--- Passage shown ---
•••••

Let's start with the lines. We can define a string like this:

{ x = x, y = y, text = love.graphics.newText(font, {boost_color, 'blue text', default_color, 'white text'} } 

That is, it has the position x, y , as well as the text attribute. This text attribute is a Text object. We will use Text objects from LÖVE, because with their help you can easily define colored text. But before we can add lines to the Console room, we need to create it, so let's get this done. Basically, this task is similar to creating a SkillTree room.

We will add a table of lines in which all text lines will be stored, and then in the draw function we will go around the entire table and draw each line. We will also add the addLine function, which will add a new text line to the lines table:

 function Console:new() ... self.lines = {} self.line_y = 8 camera:lookAt(gw/2, gh/2) self:addLine(1, {'test', boost_color, ' test'}) end function Console:draw() ... for _, line in ipairs(self.lines) do love.graphics.draw(line.text, line.x, line.y) end ... end function Console:addLine(delay, text) self.timer:after(delay, function() table.insert(self.lines, {x = 8, y = self.line_y, text = love.graphics.newText(self.font, text)}) self.line_y = self.line_y + 12 end) end 

Something else is happening here. First, there is a line_y attribute that tracks the position of y, in which we must add the following line. It is incremented by 12 each time you call addLine , because we want new lines to be added under the previous one, as it happens in normal terminals.

•••••

--- Dataset content ---
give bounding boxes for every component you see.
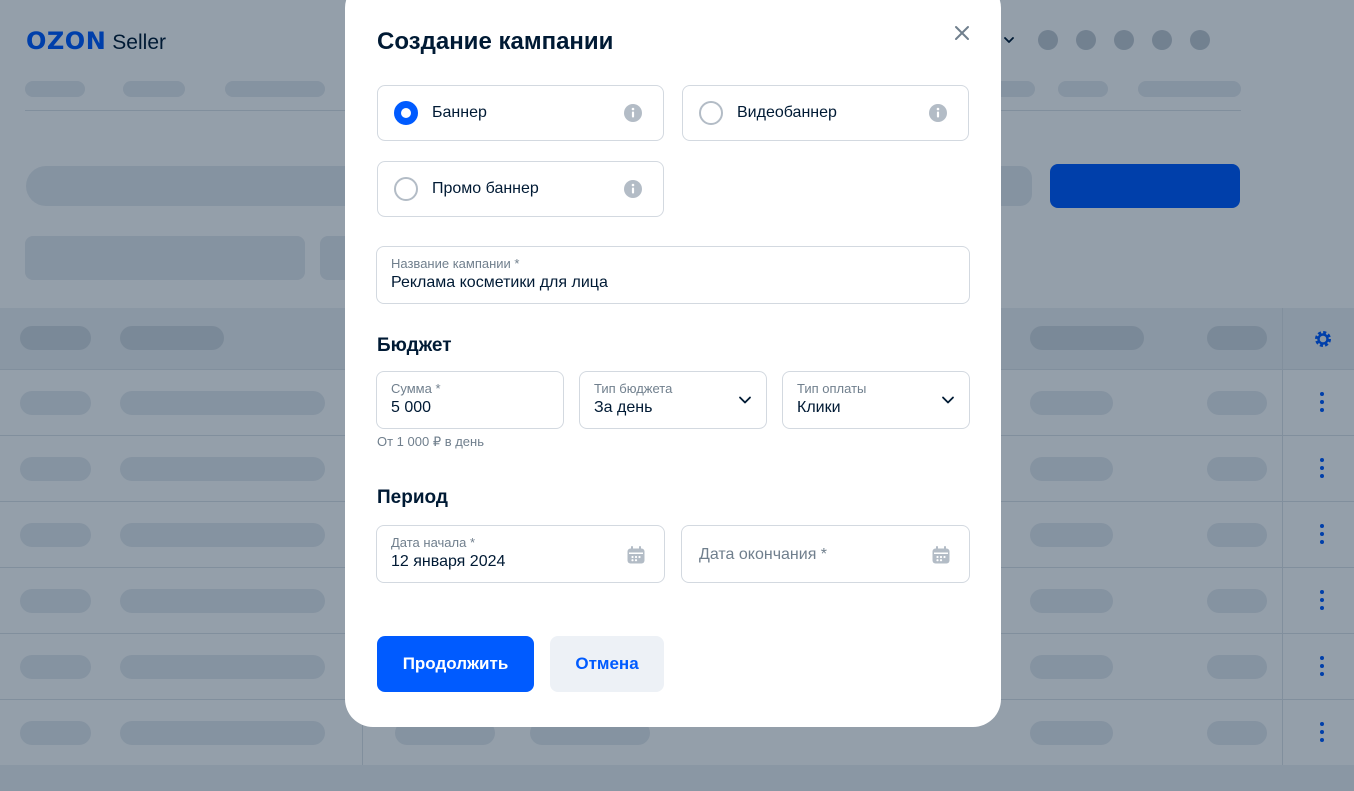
amount-hint: От 1 000 ₽ в день bbox=[377, 434, 484, 449]
amount-label: Сумма * bbox=[391, 381, 441, 396]
radio-unselected[interactable] bbox=[699, 101, 723, 125]
info-icon[interactable] bbox=[623, 103, 643, 123]
budget-type-value: За день bbox=[594, 399, 653, 416]
close-icon[interactable] bbox=[951, 22, 973, 44]
payment-type-value: Клики bbox=[797, 399, 841, 416]
period-section-title: Период bbox=[377, 487, 448, 508]
cancel-button[interactable]: Отмена bbox=[550, 636, 664, 692]
start-date-field[interactable]: Дата начала * 12 января 2024 bbox=[376, 525, 665, 583]
payment-type-label: Тип оплаты bbox=[797, 381, 867, 396]
type-option-label: Видеобаннер bbox=[737, 104, 837, 121]
continue-button[interactable]: Продолжить bbox=[377, 636, 534, 692]
chevron-down-icon[interactable] bbox=[738, 393, 752, 407]
modal-title: Создание кампании bbox=[377, 28, 614, 55]
radio-unselected[interactable] bbox=[394, 177, 418, 201]
amount-field[interactable]: Сумма * 5 000 bbox=[376, 371, 564, 429]
type-option-label: Баннер bbox=[432, 104, 487, 121]
calendar-icon[interactable] bbox=[931, 545, 951, 565]
end-date-placeholder: Дата окончания * bbox=[699, 546, 828, 563]
type-option-promo-banner[interactable]: Промо баннер bbox=[377, 161, 664, 217]
campaign-name-field[interactable]: Название кампании * Реклама косметики дл… bbox=[376, 246, 970, 304]
amount-value[interactable]: 5 000 bbox=[391, 399, 431, 417]
type-option-videobanner[interactable]: Видеобаннер bbox=[682, 85, 969, 141]
radio-selected[interactable] bbox=[394, 101, 418, 125]
info-icon[interactable] bbox=[623, 179, 643, 199]
type-option-label: Промо баннер bbox=[432, 180, 539, 197]
payment-type-select[interactable]: Тип оплаты Клики bbox=[782, 371, 970, 429]
info-icon[interactable] bbox=[928, 103, 948, 123]
campaign-name-label: Название кампании * bbox=[391, 256, 520, 271]
budget-type-select[interactable]: Тип бюджета За день bbox=[579, 371, 767, 429]
create-campaign-modal: Создание кампании Баннер Видеобаннер Про… bbox=[345, 0, 1001, 727]
type-option-banner[interactable]: Баннер bbox=[377, 85, 664, 141]
calendar-icon[interactable] bbox=[626, 545, 646, 565]
budget-section-title: Бюджет bbox=[377, 335, 452, 356]
budget-type-label: Тип бюджета bbox=[594, 381, 673, 396]
start-date-label: Дата начала * bbox=[391, 535, 476, 550]
end-date-field[interactable]: Дата окончания * bbox=[681, 525, 970, 583]
campaign-name-value[interactable]: Реклама косметики для лица bbox=[391, 274, 608, 292]
chevron-down-icon[interactable] bbox=[941, 393, 955, 407]
start-date-value[interactable]: 12 января 2024 bbox=[391, 553, 505, 571]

•••••

--- Actions to take ---
**1)** Answer these questions from the Console room passage, one answer per line, marked alike.
(a) What kind of object is the text attribute?
(b) What x value does addLine assign to each entry it inserts into the table?
(c) By how much is line_y incremented each time addLine is called?
**2)** Extend the Console room passage, beginning right after its final sentence.

--- Per-task answers ---
**1)**
(a) A Text object from LÖVE.
(b) 8.
(c) 12.

**2)**
In addition, the addLine function has a delay. This delay is useful because when adding multiple lines to the console, we do not want them added at the same time. We want a slight delay before each addition, because everything looks better this way. In addition, we can do here so that, together with the delay in adding each line, it is added character by character. That is, instead of one line added at a time, each character is added with a slight delay, which will give us an even more pleasant effect. To save time, I will not do it myself, but it can be a good exercise for you (and we already have some logic for this in the InfoText object).

All this should look like this:


And if we add a few lines, it will look like it should:

Input lines

The input lines are a little more complicated, but just a little bit. The first thing we want is to add the addInputLine function, which will behave as addLine , except that it will add text to the input line and include the ability for the player to enter text. By default, we will use the text of the [root]arch~ input line, placed before the input, as in a normal terminal.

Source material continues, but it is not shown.